WRITTEN PROBLEM: Scan the lines below for the string "this" and report how many lines contain it, giving only the number.

Dataset rows
-=-=-
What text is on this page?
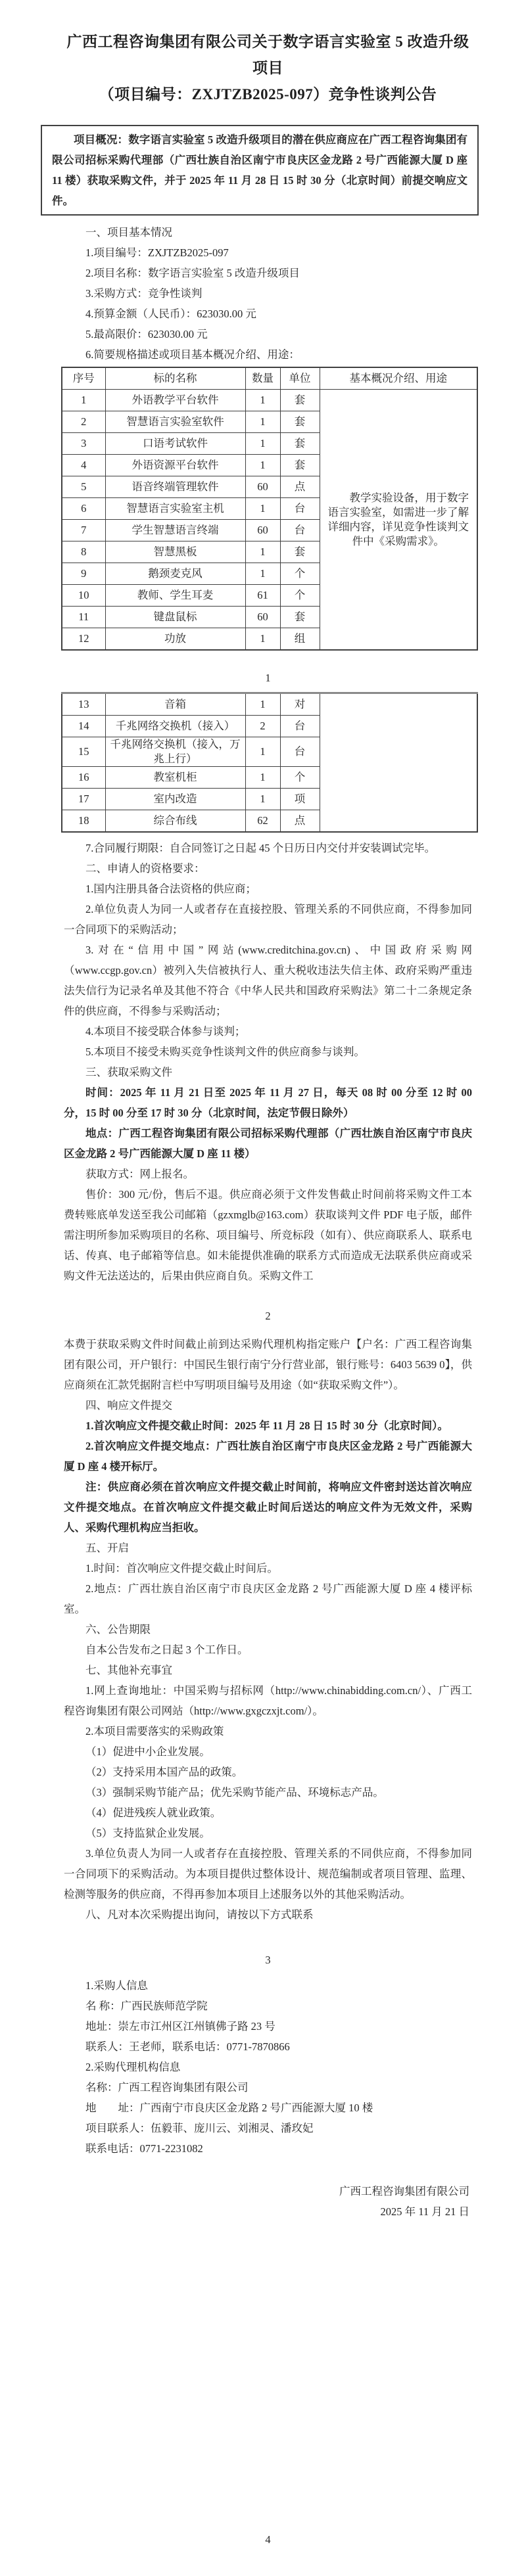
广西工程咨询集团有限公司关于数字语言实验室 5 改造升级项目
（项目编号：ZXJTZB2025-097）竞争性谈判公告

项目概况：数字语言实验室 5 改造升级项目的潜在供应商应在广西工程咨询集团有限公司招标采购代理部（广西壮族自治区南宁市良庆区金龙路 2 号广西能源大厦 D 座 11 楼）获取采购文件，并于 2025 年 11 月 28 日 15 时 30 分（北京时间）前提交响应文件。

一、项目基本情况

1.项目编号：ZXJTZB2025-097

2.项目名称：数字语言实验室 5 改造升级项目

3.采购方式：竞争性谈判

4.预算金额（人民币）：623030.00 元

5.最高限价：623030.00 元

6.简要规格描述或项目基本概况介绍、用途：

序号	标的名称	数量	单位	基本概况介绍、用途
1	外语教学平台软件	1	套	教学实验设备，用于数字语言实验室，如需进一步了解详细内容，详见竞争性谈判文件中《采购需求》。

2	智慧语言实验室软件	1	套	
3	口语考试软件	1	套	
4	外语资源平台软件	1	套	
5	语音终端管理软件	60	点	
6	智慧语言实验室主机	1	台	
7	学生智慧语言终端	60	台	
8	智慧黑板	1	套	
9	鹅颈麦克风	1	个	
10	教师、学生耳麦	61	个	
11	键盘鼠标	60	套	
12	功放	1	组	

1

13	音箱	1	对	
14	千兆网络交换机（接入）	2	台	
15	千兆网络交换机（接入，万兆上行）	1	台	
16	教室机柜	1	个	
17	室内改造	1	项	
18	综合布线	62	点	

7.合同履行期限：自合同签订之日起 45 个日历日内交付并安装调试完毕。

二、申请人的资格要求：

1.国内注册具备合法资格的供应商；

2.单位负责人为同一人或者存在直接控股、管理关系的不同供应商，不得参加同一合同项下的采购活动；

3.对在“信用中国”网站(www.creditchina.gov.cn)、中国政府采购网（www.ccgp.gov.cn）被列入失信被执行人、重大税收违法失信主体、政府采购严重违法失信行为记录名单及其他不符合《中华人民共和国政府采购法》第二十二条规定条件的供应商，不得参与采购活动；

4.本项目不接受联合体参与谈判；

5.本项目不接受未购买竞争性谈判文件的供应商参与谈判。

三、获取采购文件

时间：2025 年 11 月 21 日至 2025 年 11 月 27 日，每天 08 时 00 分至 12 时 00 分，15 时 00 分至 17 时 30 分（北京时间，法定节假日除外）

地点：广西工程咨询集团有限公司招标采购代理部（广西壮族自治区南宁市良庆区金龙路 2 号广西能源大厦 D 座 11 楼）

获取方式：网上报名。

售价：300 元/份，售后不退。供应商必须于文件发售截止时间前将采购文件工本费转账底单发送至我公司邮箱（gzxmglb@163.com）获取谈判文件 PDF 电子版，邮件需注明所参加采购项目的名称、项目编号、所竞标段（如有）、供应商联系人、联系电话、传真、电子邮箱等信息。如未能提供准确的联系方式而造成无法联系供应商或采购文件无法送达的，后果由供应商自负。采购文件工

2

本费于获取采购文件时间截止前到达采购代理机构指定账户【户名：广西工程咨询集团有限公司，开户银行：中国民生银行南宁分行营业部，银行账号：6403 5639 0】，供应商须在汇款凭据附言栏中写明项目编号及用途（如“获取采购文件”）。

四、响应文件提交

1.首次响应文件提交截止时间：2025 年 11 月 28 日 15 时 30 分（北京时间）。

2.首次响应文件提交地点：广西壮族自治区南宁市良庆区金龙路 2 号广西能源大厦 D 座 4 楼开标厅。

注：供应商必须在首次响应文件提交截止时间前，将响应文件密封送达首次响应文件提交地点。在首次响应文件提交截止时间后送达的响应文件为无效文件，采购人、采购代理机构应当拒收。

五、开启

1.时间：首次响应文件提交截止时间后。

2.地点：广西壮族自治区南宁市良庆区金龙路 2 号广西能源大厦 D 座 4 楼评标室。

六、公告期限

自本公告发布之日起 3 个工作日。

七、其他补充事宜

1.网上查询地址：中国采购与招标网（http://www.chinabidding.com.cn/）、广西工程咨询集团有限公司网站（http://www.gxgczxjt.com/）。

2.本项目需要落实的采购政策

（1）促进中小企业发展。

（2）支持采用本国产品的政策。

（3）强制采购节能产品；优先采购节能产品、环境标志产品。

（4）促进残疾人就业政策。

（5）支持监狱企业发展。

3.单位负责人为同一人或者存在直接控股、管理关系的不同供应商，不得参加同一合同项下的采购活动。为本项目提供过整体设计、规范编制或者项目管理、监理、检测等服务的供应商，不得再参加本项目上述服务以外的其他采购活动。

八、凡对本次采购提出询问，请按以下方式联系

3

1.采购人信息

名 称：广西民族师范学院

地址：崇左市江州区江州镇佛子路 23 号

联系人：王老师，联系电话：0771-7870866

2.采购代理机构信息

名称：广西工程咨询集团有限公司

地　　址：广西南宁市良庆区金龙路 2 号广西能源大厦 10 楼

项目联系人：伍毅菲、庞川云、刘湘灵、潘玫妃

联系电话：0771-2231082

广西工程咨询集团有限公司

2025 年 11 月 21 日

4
-=-=-
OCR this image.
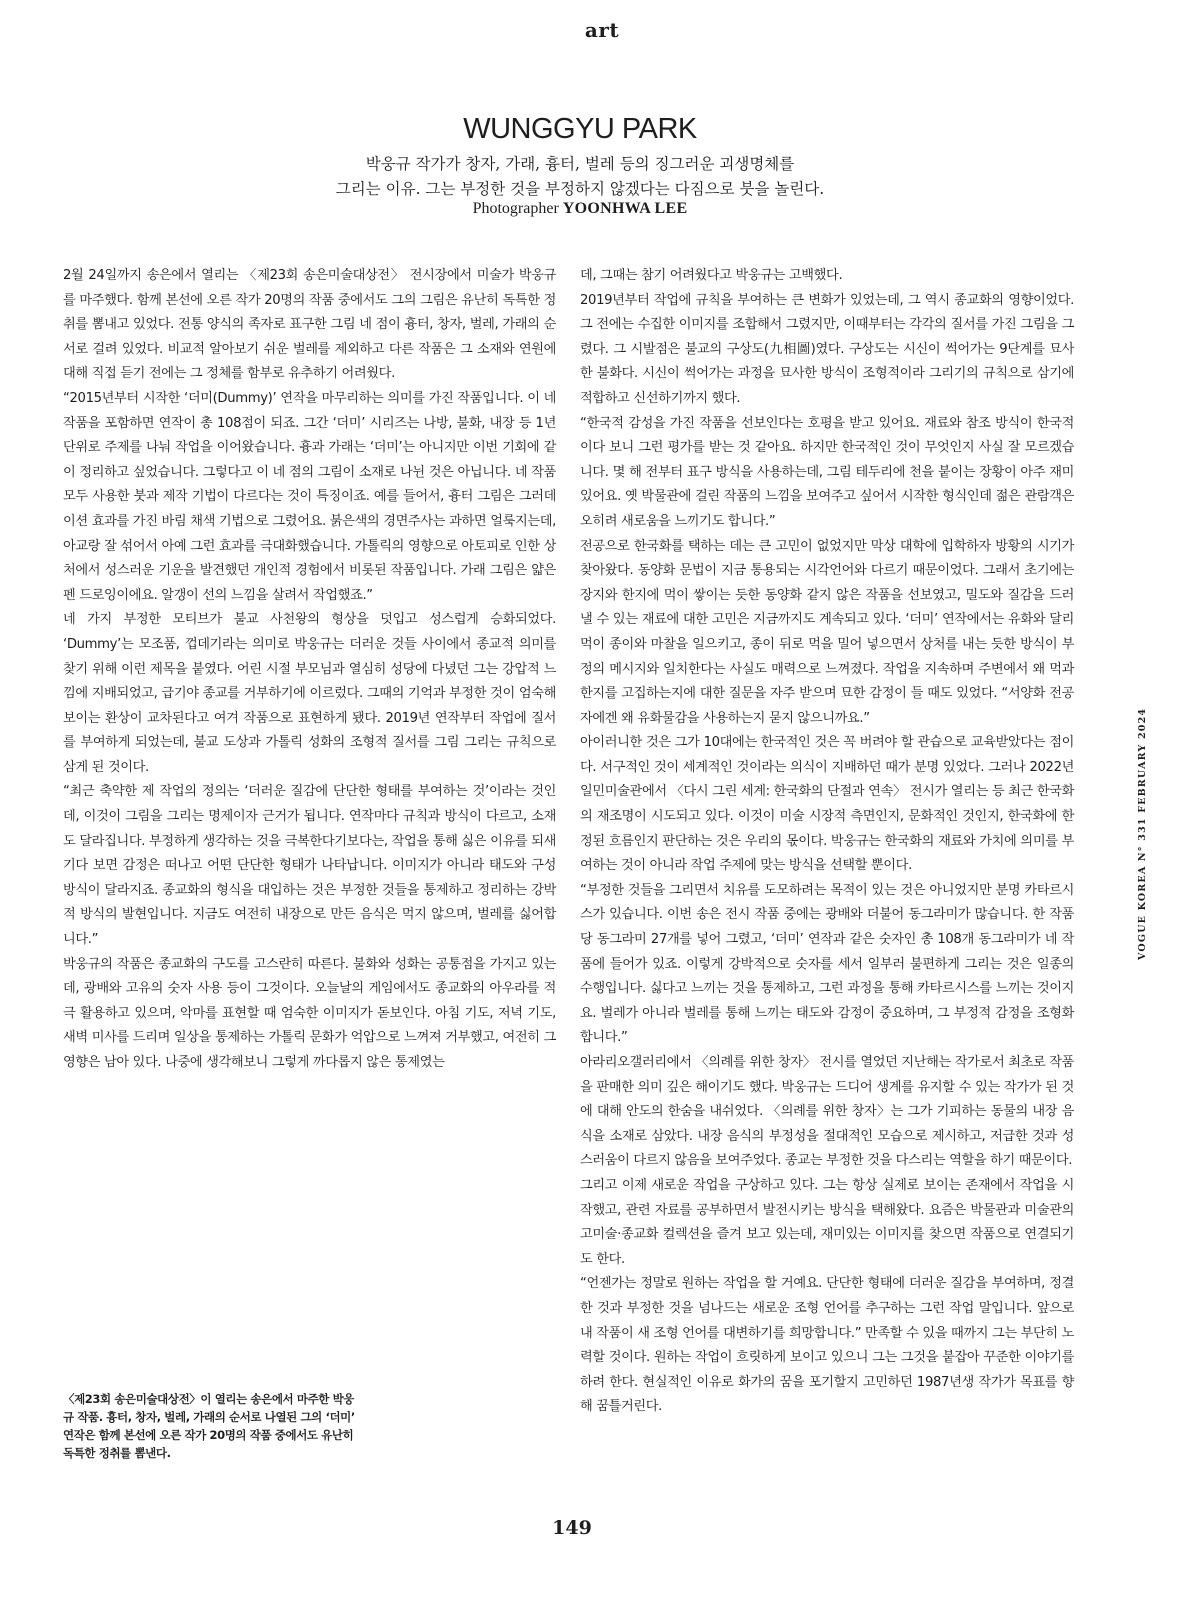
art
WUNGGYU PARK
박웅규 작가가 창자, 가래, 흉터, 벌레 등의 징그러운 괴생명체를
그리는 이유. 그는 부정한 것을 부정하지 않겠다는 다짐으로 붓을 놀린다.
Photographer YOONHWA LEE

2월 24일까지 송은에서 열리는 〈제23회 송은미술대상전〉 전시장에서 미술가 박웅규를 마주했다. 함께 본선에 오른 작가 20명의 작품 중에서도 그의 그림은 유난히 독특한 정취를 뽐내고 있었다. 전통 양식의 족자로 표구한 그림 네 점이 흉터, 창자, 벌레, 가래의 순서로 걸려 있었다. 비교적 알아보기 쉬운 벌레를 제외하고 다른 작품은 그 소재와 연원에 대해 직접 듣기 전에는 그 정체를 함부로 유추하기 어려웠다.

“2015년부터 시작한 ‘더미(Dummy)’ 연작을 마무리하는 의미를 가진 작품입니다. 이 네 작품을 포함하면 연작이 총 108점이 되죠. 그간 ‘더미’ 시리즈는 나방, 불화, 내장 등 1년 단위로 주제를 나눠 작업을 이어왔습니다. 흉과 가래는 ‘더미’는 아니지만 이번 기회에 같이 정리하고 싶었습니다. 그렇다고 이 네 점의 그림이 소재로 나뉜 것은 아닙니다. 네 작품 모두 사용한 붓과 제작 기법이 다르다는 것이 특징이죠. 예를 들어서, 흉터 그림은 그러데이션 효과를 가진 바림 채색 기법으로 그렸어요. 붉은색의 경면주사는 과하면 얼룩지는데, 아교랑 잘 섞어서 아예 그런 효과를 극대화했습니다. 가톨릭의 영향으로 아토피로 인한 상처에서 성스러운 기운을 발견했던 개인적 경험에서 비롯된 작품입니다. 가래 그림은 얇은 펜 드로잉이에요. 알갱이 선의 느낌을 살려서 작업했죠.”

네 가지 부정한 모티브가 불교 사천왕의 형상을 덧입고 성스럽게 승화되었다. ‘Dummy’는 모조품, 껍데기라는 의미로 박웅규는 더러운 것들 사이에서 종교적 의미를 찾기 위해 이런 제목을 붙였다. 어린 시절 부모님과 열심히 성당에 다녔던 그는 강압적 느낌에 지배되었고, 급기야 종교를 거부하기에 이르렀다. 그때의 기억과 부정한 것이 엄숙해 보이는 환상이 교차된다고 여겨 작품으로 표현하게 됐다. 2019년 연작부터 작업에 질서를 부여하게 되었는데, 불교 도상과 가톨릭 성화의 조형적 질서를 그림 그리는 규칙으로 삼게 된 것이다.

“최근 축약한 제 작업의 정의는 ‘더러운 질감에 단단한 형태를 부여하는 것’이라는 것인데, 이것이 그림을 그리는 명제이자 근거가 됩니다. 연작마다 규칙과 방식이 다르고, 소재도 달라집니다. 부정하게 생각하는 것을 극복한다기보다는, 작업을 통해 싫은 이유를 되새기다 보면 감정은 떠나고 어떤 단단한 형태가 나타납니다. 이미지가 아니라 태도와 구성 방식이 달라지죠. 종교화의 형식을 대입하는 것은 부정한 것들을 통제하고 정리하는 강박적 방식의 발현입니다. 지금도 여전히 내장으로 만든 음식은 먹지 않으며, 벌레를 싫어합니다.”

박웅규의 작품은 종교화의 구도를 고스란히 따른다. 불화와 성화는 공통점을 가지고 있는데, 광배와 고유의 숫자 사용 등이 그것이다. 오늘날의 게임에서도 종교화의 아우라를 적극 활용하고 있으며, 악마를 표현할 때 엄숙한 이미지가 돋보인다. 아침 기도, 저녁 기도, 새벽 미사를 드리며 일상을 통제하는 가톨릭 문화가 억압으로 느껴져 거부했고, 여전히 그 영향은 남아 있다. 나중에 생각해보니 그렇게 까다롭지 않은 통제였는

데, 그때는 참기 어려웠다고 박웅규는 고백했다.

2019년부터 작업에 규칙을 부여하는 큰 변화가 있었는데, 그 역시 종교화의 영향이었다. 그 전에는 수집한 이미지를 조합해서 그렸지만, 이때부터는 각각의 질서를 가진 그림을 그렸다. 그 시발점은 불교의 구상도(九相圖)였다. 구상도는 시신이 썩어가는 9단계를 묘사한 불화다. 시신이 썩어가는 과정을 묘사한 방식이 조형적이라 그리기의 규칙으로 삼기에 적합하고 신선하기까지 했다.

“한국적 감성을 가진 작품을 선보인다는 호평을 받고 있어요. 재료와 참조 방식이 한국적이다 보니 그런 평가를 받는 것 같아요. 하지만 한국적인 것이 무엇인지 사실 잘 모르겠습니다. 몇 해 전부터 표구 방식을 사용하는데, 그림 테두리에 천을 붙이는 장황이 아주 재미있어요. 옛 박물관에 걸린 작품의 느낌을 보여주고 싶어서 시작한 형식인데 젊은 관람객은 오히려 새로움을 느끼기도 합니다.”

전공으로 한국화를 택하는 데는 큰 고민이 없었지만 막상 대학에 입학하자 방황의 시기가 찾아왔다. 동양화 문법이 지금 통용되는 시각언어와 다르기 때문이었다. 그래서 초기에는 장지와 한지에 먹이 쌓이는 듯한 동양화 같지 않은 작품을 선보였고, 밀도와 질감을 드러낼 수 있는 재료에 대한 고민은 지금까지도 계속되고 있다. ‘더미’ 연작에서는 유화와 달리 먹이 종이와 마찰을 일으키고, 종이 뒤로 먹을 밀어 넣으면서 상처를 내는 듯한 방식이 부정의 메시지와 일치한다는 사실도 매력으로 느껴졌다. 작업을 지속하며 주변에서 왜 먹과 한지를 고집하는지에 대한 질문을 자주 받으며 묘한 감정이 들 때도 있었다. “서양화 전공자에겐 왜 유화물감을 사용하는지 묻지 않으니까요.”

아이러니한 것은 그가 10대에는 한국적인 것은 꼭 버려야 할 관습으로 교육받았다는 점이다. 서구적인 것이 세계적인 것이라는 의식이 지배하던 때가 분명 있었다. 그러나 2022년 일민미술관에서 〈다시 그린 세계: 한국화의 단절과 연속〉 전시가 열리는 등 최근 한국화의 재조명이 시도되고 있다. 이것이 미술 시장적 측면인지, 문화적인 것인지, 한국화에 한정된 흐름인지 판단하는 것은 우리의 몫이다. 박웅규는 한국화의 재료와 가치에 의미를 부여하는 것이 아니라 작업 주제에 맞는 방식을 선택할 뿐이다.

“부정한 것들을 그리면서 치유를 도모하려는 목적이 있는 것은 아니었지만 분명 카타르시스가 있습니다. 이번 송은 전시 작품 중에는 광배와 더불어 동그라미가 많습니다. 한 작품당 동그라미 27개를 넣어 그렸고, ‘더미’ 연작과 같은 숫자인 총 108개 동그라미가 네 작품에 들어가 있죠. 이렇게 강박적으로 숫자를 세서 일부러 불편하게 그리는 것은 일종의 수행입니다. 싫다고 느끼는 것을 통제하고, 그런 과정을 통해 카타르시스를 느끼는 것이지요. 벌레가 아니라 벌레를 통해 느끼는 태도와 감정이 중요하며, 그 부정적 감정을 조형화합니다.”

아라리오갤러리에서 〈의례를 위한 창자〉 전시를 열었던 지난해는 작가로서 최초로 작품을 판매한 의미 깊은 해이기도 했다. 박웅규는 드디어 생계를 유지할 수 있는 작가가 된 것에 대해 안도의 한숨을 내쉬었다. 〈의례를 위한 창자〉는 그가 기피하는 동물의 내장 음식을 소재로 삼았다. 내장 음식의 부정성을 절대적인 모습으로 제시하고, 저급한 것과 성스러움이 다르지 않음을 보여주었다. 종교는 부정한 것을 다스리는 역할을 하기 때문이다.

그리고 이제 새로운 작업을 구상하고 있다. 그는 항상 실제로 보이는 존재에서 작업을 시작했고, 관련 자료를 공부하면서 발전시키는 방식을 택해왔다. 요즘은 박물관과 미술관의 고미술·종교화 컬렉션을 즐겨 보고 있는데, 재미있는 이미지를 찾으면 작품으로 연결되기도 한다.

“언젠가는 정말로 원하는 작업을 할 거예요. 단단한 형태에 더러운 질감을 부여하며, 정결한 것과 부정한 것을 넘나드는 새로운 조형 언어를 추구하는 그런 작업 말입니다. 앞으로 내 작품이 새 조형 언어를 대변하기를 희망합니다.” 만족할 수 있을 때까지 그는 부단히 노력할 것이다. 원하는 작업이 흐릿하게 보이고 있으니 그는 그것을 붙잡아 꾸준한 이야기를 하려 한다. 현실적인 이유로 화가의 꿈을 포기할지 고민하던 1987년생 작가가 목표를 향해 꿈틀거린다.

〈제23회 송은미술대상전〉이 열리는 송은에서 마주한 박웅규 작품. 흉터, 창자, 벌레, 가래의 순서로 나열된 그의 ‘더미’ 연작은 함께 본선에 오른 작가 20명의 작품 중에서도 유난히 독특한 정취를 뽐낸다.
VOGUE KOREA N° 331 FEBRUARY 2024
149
-=-=-
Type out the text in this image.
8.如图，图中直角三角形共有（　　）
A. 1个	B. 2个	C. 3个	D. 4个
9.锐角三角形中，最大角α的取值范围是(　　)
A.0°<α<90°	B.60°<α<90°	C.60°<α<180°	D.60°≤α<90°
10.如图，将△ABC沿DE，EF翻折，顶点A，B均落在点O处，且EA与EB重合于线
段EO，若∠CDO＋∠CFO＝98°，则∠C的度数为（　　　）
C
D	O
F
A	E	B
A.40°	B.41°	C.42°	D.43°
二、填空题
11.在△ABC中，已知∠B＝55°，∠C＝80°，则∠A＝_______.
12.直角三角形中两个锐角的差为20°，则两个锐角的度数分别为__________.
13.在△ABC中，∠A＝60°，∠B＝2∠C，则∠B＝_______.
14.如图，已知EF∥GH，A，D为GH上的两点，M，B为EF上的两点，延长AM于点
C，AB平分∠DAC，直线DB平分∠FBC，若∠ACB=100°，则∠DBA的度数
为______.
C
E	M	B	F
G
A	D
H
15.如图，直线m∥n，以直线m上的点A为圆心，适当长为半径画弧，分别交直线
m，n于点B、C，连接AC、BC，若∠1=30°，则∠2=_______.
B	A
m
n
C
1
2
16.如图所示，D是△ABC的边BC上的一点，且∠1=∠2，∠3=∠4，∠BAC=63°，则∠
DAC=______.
-=-=-
THE SOLUTION: 3